## STATED GOAL
From the article on street harassment, set down word for word the passage that opens with the words containing "Hollaback says victims" and closes with "De La Cretaz.".

## TEXT TO READ
_ _ _ _ _ _ _
Britni De La Cretaz is the director of Hollaback, a group committed to ending street harassment of all kinds.  She believes more women are speaking up about this kind of behavior.

"Street harassment is caused because there is a belief in our society that women's bodies are public property."

Food shaming can be found in a variety of comments. "Whether it's a comment that they might lose their figure, or that they shouldn't be eating that in general, or they don't need that," De La Cretaz said.

De La Cretaz said women who don't fit into society's idealized standard of beauty are often the targets of these taunts.

One post recently came into the Hollaback web site and read:  "I was in South Station in the afternoon with my dad eating a vanilla soft serve and a 50 plus man walked by looking me up and down and said, 'You've got to be kidding.'"

Most often these comments are delivered by men, sometimes in a group, who think this is harmless humor.  But because so many women already struggle with diet and body image, the consequences can be very real.

"It does pile on, and that's where young people are particularly vulnerable to eating disorders, vulnerable to feeling judged, and feeling like they are on the outside looking in," said Ted Kyle of the Obesity Action Coalition.

"This kind of stigma, this kind of pressure, this kind of bias effects both men and women but it effects women most severely," Kyle added.

Hollaback says victims should try to project strength even as it happens.

"Use strong body language and act confident, even if you don't.  We say 'fake it, til you make it,'" explained De La Cretaz.
_ _ _ _ _ _ _
## ENTRIES PROVIDED
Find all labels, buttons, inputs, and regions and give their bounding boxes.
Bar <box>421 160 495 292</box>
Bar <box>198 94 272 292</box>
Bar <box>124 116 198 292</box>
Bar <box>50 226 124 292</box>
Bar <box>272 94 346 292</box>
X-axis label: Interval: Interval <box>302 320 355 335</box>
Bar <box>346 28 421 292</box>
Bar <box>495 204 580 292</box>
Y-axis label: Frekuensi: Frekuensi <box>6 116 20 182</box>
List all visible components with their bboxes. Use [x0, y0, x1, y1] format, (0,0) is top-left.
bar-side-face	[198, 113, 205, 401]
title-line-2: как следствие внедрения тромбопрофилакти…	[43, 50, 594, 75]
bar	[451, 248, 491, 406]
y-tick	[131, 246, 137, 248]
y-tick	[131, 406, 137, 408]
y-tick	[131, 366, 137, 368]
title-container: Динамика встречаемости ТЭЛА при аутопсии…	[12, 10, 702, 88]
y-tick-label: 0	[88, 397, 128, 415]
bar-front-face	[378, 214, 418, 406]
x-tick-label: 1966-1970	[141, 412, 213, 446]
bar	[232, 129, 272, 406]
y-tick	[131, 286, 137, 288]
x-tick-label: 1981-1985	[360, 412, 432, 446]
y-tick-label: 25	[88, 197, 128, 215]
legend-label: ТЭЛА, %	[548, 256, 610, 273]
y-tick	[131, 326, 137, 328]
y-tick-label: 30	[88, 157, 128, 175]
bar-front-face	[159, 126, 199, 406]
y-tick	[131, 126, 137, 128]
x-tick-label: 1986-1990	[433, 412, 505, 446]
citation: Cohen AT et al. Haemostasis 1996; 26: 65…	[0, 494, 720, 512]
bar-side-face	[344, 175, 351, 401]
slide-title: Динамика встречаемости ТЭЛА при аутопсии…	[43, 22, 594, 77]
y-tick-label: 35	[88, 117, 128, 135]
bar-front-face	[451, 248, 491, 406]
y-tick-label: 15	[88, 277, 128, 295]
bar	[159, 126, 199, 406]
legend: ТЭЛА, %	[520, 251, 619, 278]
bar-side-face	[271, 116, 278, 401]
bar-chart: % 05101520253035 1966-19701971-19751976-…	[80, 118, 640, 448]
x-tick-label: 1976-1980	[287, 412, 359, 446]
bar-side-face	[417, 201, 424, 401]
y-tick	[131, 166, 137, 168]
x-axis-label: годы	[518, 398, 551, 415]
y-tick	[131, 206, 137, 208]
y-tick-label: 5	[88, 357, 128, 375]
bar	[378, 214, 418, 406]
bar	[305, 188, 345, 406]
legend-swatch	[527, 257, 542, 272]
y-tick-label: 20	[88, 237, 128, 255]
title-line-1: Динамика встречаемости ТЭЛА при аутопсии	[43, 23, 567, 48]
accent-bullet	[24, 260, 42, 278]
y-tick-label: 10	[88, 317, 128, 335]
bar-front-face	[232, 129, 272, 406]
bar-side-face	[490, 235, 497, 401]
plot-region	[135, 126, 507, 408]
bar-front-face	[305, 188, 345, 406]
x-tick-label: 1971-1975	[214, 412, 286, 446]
_ _ _ _ _ _ _
## THE ANSWER
Hollaback says victims should try to project strength even as it happens.

"Use strong body language and act confident, even if you don't.  We say 'fake it, til you make it,'" explained De La Cretaz.